Each record below must be returned exactly as shown.
------------------------
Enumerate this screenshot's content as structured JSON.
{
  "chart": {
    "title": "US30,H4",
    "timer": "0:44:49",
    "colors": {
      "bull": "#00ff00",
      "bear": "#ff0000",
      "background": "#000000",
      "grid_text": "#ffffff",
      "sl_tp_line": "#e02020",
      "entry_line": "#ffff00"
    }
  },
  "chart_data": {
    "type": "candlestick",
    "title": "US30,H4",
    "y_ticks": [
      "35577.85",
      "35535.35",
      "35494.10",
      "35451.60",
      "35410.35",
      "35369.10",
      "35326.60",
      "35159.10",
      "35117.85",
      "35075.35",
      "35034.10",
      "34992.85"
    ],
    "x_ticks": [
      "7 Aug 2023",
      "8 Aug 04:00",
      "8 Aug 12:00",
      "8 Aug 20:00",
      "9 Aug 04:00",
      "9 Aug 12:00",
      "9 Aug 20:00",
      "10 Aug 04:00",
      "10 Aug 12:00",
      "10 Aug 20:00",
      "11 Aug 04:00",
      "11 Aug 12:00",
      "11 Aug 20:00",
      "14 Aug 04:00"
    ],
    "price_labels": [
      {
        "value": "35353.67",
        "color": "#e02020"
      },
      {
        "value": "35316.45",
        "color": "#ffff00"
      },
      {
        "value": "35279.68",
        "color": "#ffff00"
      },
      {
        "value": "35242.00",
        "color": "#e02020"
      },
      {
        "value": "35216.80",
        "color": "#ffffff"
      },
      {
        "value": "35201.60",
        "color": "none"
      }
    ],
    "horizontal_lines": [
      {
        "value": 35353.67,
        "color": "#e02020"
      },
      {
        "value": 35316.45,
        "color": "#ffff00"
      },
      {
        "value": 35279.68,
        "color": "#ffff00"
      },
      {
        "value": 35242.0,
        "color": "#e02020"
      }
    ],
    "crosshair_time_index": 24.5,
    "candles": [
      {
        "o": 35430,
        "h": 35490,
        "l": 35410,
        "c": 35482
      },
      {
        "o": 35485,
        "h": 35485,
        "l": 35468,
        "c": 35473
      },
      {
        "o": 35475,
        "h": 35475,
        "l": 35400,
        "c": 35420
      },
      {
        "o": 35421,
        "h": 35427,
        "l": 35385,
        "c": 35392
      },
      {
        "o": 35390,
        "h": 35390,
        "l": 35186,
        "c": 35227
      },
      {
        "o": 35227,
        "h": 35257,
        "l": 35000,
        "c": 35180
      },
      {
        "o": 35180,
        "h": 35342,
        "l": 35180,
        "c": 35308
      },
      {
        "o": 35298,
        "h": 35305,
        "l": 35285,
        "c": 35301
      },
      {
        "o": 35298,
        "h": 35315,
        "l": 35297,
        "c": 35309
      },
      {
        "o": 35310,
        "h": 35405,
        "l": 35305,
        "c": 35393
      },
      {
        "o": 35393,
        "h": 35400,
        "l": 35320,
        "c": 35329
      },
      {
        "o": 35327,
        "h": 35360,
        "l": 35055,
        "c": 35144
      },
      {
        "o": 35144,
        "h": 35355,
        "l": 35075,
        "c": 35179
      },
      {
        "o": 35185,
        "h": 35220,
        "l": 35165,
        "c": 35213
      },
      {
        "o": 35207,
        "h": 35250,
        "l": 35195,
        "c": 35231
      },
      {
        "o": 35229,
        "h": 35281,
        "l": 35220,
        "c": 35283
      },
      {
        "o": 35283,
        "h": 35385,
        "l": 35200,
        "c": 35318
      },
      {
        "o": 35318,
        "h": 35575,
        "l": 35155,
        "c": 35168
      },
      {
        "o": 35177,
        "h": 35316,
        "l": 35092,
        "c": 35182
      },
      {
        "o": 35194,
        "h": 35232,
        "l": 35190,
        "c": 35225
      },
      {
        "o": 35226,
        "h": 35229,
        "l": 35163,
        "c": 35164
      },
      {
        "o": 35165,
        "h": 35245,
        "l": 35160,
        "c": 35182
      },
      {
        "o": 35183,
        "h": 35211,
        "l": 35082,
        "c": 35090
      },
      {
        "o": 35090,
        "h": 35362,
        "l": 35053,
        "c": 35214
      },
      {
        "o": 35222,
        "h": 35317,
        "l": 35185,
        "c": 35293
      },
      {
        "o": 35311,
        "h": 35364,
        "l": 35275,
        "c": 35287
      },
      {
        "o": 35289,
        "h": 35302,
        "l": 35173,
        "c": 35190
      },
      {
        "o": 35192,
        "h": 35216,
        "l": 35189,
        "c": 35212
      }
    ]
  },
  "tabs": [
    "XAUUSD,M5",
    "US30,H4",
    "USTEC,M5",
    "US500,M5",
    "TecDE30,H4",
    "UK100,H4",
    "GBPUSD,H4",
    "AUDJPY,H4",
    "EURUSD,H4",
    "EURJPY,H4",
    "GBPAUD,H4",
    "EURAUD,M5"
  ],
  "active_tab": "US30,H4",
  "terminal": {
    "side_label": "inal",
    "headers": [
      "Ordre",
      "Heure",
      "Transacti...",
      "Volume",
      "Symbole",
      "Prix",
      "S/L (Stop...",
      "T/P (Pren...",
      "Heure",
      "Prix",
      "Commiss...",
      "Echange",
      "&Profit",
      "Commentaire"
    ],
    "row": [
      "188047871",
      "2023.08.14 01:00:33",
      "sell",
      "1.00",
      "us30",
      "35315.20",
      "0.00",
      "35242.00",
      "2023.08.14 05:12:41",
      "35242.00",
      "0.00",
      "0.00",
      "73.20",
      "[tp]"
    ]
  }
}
------------------------
TASK RESPONSE:
Enumerate this screenshot's content as structured JSON.
{
  "chart": {
    "title": "US30,H4",
    "timer": "0:44:49",
    "colors": {
      "bull": "#00ff00",
      "bear": "#ff0000",
      "background": "#000000",
      "grid_text": "#ffffff",
      "sl_tp_line": "#e02020",
      "entry_line": "#ffff00"
    }
  },
  "chart_data": {
    "type": "candlestick",
    "title": "US30,H4",
    "y_ticks": [
      "35577.85",
      "35535.35",
      "35494.10",
      "35451.60",
      "35410.35",
      "35369.10",
      "35326.60",
      "35159.10",
      "35117.85",
      "35075.35",
      "35034.10",
      "34992.85"
    ],
    "x_ticks": [
      "7 Aug 2023",
      "8 Aug 04:00",
      "8 Aug 12:00",
      "8 Aug 20:00",
      "9 Aug 04:00",
      "9 Aug 12:00",
      "9 Aug 20:00",
      "10 Aug 04:00",
      "10 Aug 12:00",
      "10 Aug 20:00",
      "11 Aug 04:00",
      "11 Aug 12:00",
      "11 Aug 20:00",
      "14 Aug 04:00"
    ],
    "price_labels": [
      {
        "value": "35353.67",
        "color": "#e02020"
      },
      {
        "value": "35316.45",
        "color": "#ffff00"
      },
      {
        "value": "35279.68",
        "color": "#ffff00"
      },
      {
        "value": "35242.00",
        "color": "#e02020"
      },
      {
        "value": "35216.80",
        "color": "#ffffff"
      },
      {
        "value": "35201.60",
        "color": "none"
      }
    ],
    "horizontal_lines": [
      {
        "value": 35353.67,
        "color": "#e02020"
      },
      {
        "value": 35316.45,
        "color": "#ffff00"
      },
      {
        "value": 35279.68,
        "color": "#ffff00"
      },
      {
        "value": 35242.0,
        "color": "#e02020"
      }
    ],
    "crosshair_time_index": 24.5,
    "candles": [
      {
        "o": 35430,
        "h": 35490,
        "l": 35410,
        "c": 35482
      },
      {
        "o": 35485,
        "h": 35485,
        "l": 35468,
        "c": 35473
      },
      {
        "o": 35475,
        "h": 35475,
        "l": 35400,
        "c": 35420
      },
      {
        "o": 35421,
        "h": 35427,
        "l": 35385,
        "c": 35392
      },
      {
        "o": 35390,
        "h": 35390,
        "l": 35186,
        "c": 35227
      },
      {
        "o": 35227,
        "h": 35257,
        "l": 35000,
        "c": 35180
      },
      {
        "o": 35180,
        "h": 35342,
        "l": 35180,
        "c": 35308
      },
      {
        "o": 35298,
        "h": 35305,
        "l": 35285,
        "c": 35301
      },
      {
        "o": 35298,
        "h": 35315,
        "l": 35297,
        "c": 35309
      },
      {
        "o": 35310,
        "h": 35405,
        "l": 35305,
        "c": 35393
      },
      {
        "o": 35393,
        "h": 35400,
        "l": 35320,
        "c": 35329
      },
      {
        "o": 35327,
        "h": 35360,
        "l": 35055,
        "c": 35144
      },
      {
        "o": 35144,
        "h": 35355,
        "l": 35075,
        "c": 35179
      },
      {
        "o": 35185,
        "h": 35220,
        "l": 35165,
        "c": 35213
      },
      {
        "o": 35207,
        "h": 35250,
        "l": 35195,
        "c": 35231
      },
      {
        "o": 35229,
        "h": 35281,
        "l": 35220,
        "c": 35283
      },
      {
        "o": 35283,
        "h": 35385,
        "l": 35200,
        "c": 35318
      },
      {
        "o": 35318,
        "h": 35575,
        "l": 35155,
        "c": 35168
      },
      {
        "o": 35177,
        "h": 35316,
        "l": 35092,
        "c": 35182
      },
      {
        "o": 35194,
        "h": 35232,
        "l": 35190,
        "c": 35225
      },
      {
        "o": 35226,
        "h": 35229,
        "l": 35163,
        "c": 35164
      },
      {
        "o": 35165,
        "h": 35245,
        "l": 35160,
        "c": 35182
      },
      {
        "o": 35183,
        "h": 35211,
        "l": 35082,
        "c": 35090
      },
      {
        "o": 35090,
        "h": 35362,
        "l": 35053,
        "c": 35214
      },
      {
        "o": 35222,
        "h": 35317,
        "l": 35185,
        "c": 35293
      },
      {
        "o": 35311,
        "h": 35364,
        "l": 35275,
        "c": 35287
      },
      {
        "o": 35289,
        "h": 35302,
        "l": 35173,
        "c": 35190
      },
      {
        "o": 35192,
        "h": 35216,
        "l": 35189,
        "c": 35212
      }
    ]
  },
  "tabs": [
    "XAUUSD,M5",
    "US30,H4",
    "USTEC,M5",
    "US500,M5",
    "TecDE30,H4",
    "UK100,H4",
    "GBPUSD,H4",
    "AUDJPY,H4",
    "EURUSD,H4",
    "EURJPY,H4",
    "GBPAUD,H4",
    "EURAUD,M5"
  ],
  "active_tab": "US30,H4",
  "terminal": {
    "side_label": "inal",
    "headers": [
      "Ordre",
      "Heure",
      "Transacti...",
      "Volume",
      "Symbole",
      "Prix",
      "S/L (Stop...",
      "T/P (Pren...",
      "Heure",
      "Prix",
      "Commiss...",
      "Echange",
      "&Profit",
      "Commentaire"
    ],
    "row": [
      "188047871",
      "2023.08.14 01:00:33",
      "sell",
      "1.00",
      "us30",
      "35315.20",
      "0.00",
      "35242.00",
      "2023.08.14 05:12:41",
      "35242.00",
      "0.00",
      "0.00",
      "73.20",
      "[tp]"
    ]
  }
}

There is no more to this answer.